Task inputs:
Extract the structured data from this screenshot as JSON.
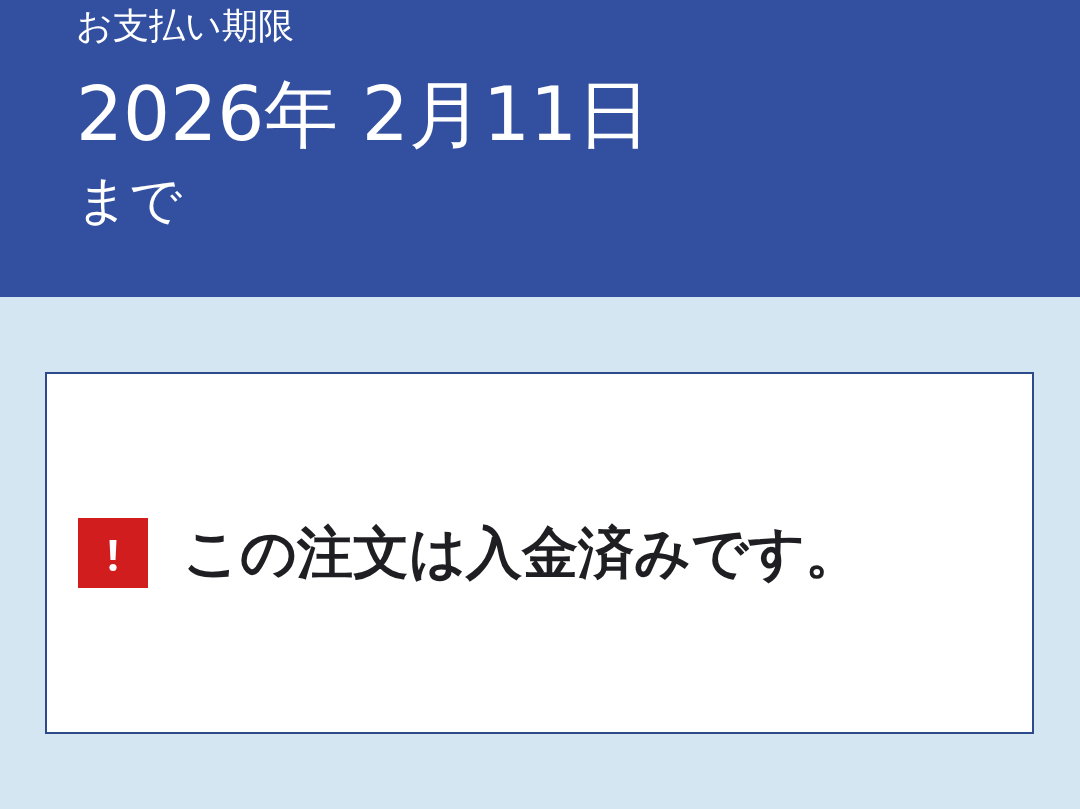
{
  "deadline": {
    "label": "お支払い期限",
    "date": "2026年 2月11日",
    "suffix": "まで"
  },
  "notice": {
    "message": "この注文は入金済みです。"
  }
}
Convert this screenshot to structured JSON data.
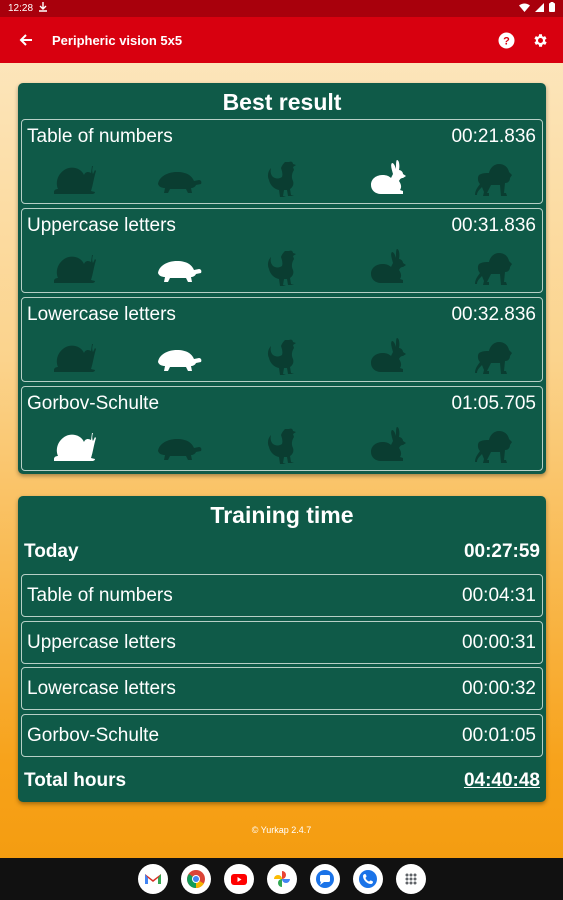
{
  "status_bar": {
    "time": "12:28"
  },
  "app_bar": {
    "title": "Peripheric vision 5x5"
  },
  "best_result": {
    "title": "Best result",
    "rows": [
      {
        "name": "Table of numbers",
        "time": "00:21.836",
        "level": 4
      },
      {
        "name": "Uppercase letters",
        "time": "00:31.836",
        "level": 2
      },
      {
        "name": "Lowercase letters",
        "time": "00:32.836",
        "level": 2
      },
      {
        "name": "Gorbov-Schulte",
        "time": "01:05.705",
        "level": 1
      }
    ],
    "animal_icons": [
      "snail-icon",
      "turtle-icon",
      "rooster-icon",
      "rabbit-icon",
      "lion-icon"
    ]
  },
  "training_time": {
    "title": "Training time",
    "today_label": "Today",
    "today_value": "00:27:59",
    "rows": [
      {
        "name": "Table of numbers",
        "time": "00:04:31"
      },
      {
        "name": "Uppercase letters",
        "time": "00:00:31"
      },
      {
        "name": "Lowercase letters",
        "time": "00:00:32"
      },
      {
        "name": "Gorbov-Schulte",
        "time": "00:01:05"
      }
    ],
    "total_label": "Total hours",
    "total_value": "04:40:48"
  },
  "footer": {
    "copyright": "© Yurkap 2.4.7"
  },
  "nav_apps": [
    "gmail-icon",
    "chrome-icon",
    "youtube-icon",
    "photos-icon",
    "messages-icon",
    "phone-icon",
    "app-drawer-icon"
  ],
  "colors": {
    "status_bar": "#a8000c",
    "app_bar": "#d8000f",
    "card": "#0f5a48",
    "animal_inactive": "#0a3d31",
    "animal_active": "#ffffff"
  }
}
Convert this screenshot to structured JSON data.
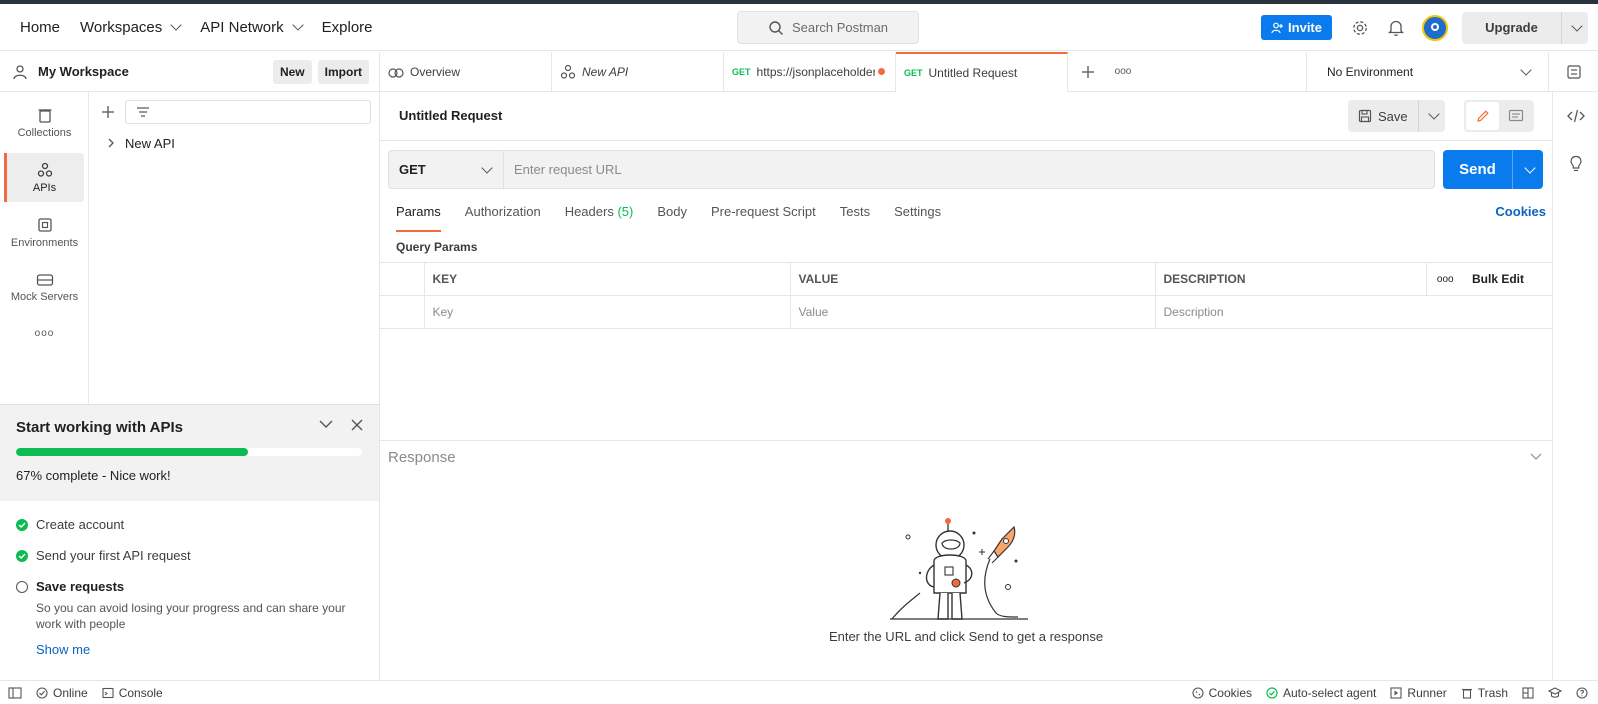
{
  "header": {
    "nav": [
      {
        "label": "Home"
      },
      {
        "label": "Workspaces"
      },
      {
        "label": "API Network"
      },
      {
        "label": "Explore"
      }
    ],
    "search_placeholder": "Search Postman",
    "invite_label": "Invite",
    "upgrade_label": "Upgrade"
  },
  "workspace": {
    "name": "My Workspace",
    "new_label": "New",
    "import_label": "Import"
  },
  "sidebar": {
    "items": [
      {
        "label": "Collections",
        "icon": "trash-can-icon"
      },
      {
        "label": "APIs",
        "icon": "apis-icon",
        "active": true
      },
      {
        "label": "Environments",
        "icon": "environment-icon"
      },
      {
        "label": "Mock Servers",
        "icon": "server-icon"
      }
    ],
    "more_label": "ooo"
  },
  "tree": {
    "items": [
      {
        "label": "New API"
      }
    ]
  },
  "onboarding": {
    "title": "Start working with APIs",
    "progress": 0.67,
    "progress_text": "67% complete - Nice work!",
    "tasks": [
      {
        "label": "Create account",
        "done": true
      },
      {
        "label": "Send your first API request",
        "done": true
      },
      {
        "label": "Save requests",
        "done": false,
        "description": "So you can avoid losing your progress and can share your work with people",
        "link": "Show me"
      }
    ]
  },
  "tabs": [
    {
      "label": "Overview",
      "method": ""
    },
    {
      "label": "New API",
      "method": ""
    },
    {
      "label": "https://jsonplaceholder",
      "method": "GET",
      "unsaved": true
    },
    {
      "label": "Untitled Request",
      "method": "GET",
      "active": true
    }
  ],
  "environment": {
    "label": "No Environment"
  },
  "request": {
    "title": "Untitled Request",
    "save_label": "Save",
    "method": "GET",
    "url_placeholder": "Enter request URL",
    "send_label": "Send",
    "tabs": [
      {
        "label": "Params",
        "active": true
      },
      {
        "label": "Authorization"
      },
      {
        "label": "Headers",
        "count": "(5)"
      },
      {
        "label": "Body"
      },
      {
        "label": "Pre-request Script"
      },
      {
        "label": "Tests"
      },
      {
        "label": "Settings"
      }
    ],
    "cookies_label": "Cookies",
    "query_params_title": "Query Params",
    "table": {
      "headers": [
        "KEY",
        "VALUE",
        "DESCRIPTION"
      ],
      "more_label": "ooo",
      "bulk_edit_label": "Bulk Edit",
      "placeholders": [
        "Key",
        "Value",
        "Description"
      ]
    }
  },
  "response": {
    "title": "Response",
    "message": "Enter the URL and click Send to get a response"
  },
  "statusbar": {
    "left": [
      {
        "label": "Online"
      },
      {
        "label": "Console"
      }
    ],
    "right": [
      {
        "label": "Cookies"
      },
      {
        "label": "Auto-select agent"
      },
      {
        "label": "Runner"
      },
      {
        "label": "Trash"
      }
    ]
  },
  "colors": {
    "accent": "#f26b3a",
    "primary": "#097bed",
    "success": "#0cbb52",
    "link": "#0b64c0"
  }
}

Given request:
Collect the lines of the records that include the string "Send".

Written answer:
        "label": "Send your first API request",
    "send_label": "Send",
    "message": "Enter the URL and click Send to get a response"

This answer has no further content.